• Goal:
Every line containing the word "amount" needs to be found and copied.

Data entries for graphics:
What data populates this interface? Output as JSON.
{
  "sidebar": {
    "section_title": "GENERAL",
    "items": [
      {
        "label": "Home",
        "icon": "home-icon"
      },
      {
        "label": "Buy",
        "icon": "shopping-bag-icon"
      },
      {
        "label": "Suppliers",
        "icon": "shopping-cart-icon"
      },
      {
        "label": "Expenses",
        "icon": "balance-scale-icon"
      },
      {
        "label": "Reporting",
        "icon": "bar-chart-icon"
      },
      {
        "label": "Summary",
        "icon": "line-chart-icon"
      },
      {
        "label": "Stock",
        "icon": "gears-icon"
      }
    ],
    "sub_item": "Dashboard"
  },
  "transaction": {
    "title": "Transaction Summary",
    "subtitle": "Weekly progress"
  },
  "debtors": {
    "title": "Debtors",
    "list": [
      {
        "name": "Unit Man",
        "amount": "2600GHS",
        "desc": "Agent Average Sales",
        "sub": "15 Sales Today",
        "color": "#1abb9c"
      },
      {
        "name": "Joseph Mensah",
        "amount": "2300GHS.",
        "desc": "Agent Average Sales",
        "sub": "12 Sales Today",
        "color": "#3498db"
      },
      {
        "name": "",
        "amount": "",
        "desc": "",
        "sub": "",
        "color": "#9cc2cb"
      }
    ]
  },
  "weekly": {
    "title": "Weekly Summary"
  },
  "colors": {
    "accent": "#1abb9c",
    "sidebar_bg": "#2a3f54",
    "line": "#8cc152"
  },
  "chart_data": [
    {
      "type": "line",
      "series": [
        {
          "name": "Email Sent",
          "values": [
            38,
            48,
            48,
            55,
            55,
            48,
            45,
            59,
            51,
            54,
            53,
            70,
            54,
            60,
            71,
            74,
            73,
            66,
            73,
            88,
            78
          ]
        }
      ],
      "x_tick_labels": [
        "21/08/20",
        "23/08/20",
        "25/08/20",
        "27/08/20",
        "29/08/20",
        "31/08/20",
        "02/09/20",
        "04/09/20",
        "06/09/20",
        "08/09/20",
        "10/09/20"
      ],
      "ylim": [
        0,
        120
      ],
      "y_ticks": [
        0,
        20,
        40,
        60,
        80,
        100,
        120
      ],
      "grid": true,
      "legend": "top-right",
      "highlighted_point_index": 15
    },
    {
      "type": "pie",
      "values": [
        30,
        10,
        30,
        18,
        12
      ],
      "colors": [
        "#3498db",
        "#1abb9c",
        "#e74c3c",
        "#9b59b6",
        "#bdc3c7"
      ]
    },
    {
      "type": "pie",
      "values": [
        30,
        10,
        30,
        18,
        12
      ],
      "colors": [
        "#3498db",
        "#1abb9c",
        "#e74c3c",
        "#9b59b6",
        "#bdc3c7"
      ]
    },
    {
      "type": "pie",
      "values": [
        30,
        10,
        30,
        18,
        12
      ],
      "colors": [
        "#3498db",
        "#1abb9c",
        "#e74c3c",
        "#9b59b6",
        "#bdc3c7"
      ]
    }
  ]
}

---

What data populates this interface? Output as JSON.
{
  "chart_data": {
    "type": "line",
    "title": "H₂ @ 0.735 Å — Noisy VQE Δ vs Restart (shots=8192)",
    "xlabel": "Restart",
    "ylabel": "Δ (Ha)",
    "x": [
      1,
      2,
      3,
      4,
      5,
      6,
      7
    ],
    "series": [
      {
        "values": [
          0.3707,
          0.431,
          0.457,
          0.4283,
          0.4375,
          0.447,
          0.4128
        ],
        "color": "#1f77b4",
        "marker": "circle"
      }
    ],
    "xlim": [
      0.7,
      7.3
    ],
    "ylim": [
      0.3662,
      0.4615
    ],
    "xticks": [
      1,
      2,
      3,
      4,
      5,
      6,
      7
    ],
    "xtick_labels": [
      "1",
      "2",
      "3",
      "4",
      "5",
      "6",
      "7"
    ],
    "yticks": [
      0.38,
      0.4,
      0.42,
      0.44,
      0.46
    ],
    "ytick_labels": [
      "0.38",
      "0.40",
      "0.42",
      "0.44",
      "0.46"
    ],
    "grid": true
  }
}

• Output for this exercise:
        "amount": "2600GHS",
        "amount": "2300GHS.",
        "amount": "",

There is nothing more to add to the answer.